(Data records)
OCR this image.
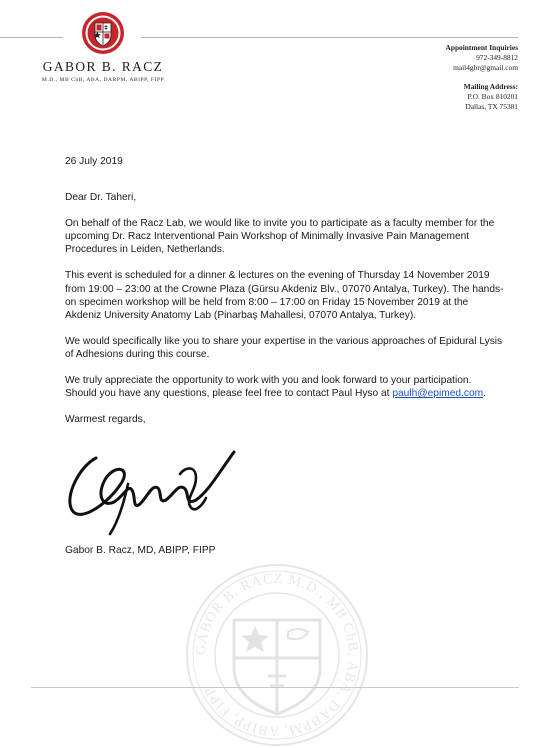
GABOR B. RACZ
M.D., MB ChB, ABA, DABPM, ABIPP, FIPP
Appointment Inquiries
972-349-8812
mail4gbr@gmail.com
Mailing Address:
P.O. Box 810201
Dallas, TX 75381

26 July 2019

Dear Dr. Taheri,

On behalf of the Racz Lab, we would like to invite you to participate as a faculty member for the upcoming Dr. Racz Interventional Pain Workshop of Minimally Invasive Pain Management Procedures in Leiden, Netherlands.

This event is scheduled for a dinner & lectures on the evening of Thursday 14 November 2019 from 19:00 – 23:00 at the Crowne Plaza (Gürsu Akdeniz Blv., 07070 Antalya, Turkey). The hands-on specimen workshop will be held from 8:00 – 17:00 on Friday 15 November 2019 at the Akdeniz University Anatomy Lab (Pinarbaş Mahallesi, 07070 Antalya, Turkey).

We would specifically like you to share your expertise in the various approaches of Epidural Lysis of Adhesions during this course.

We truly appreciate the opportunity to work with you and look forward to your participation. Should you have any questions, please feel free to contact Paul Hyso at paulh@epimed.com.

Warmest regards,

Gabor B. Racz, MD, ABIPP, FIPP
GABOR B. RACZ M.D., MB ChB, ABA, DABPM, ABIPP, FIPP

Your instructions: Repeat each line of the records above exactly, but do not copy the pictures.

Result of this exercise:
OCR this image.
GABOR B. RACZ
M.D., MB ChB, ABA, DABPM, ABIPP, FIPP
Appointment Inquiries
972-349-8812
mail4gbr@gmail.com
Mailing Address:
P.O. Box 810201
Dallas, TX 75381

26 July 2019

Dear Dr. Taheri,

On behalf of the Racz Lab, we would like to invite you to participate as a faculty member for the upcoming Dr. Racz Interventional Pain Workshop of Minimally Invasive Pain Management Procedures in Leiden, Netherlands.

This event is scheduled for a dinner & lectures on the evening of Thursday 14 November 2019 from 19:00 – 23:00 at the Crowne Plaza (Gürsu Akdeniz Blv., 07070 Antalya, Turkey). The hands-on specimen workshop will be held from 8:00 – 17:00 on Friday 15 November 2019 at the Akdeniz University Anatomy Lab (Pinarbaş Mahallesi, 07070 Antalya, Turkey).

We would specifically like you to share your expertise in the various approaches of Epidural Lysis of Adhesions during this course.

We truly appreciate the opportunity to work with you and look forward to your participation. Should you have any questions, please feel free to contact Paul Hyso at paulh@epimed.com.

Warmest regards,

Gabor B. Racz, MD, ABIPP, FIPP
GABOR B. RACZ M.D., MB ChB, ABA, DABPM, ABIPP, FIPP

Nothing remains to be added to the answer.